§ The input
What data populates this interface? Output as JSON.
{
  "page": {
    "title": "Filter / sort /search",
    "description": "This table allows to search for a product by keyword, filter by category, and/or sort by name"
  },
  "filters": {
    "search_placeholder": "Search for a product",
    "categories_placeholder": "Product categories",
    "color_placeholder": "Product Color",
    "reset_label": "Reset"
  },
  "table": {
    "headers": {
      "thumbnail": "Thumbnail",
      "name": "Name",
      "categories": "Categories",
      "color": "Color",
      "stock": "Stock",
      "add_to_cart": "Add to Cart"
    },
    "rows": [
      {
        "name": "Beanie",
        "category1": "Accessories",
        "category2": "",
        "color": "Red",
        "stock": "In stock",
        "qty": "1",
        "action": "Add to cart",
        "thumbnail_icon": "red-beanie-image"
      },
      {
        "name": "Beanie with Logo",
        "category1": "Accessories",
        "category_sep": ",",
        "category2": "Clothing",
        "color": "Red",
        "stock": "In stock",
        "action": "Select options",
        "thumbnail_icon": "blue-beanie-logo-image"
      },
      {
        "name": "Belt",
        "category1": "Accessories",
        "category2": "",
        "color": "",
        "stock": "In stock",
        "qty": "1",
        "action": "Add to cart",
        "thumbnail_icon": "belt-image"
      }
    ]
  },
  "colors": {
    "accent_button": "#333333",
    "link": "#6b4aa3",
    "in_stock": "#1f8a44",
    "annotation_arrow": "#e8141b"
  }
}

§ Task
What is the number of lines in this listing that contain the word "categories"? Answer with that number and nothing else.

§ Written solution
2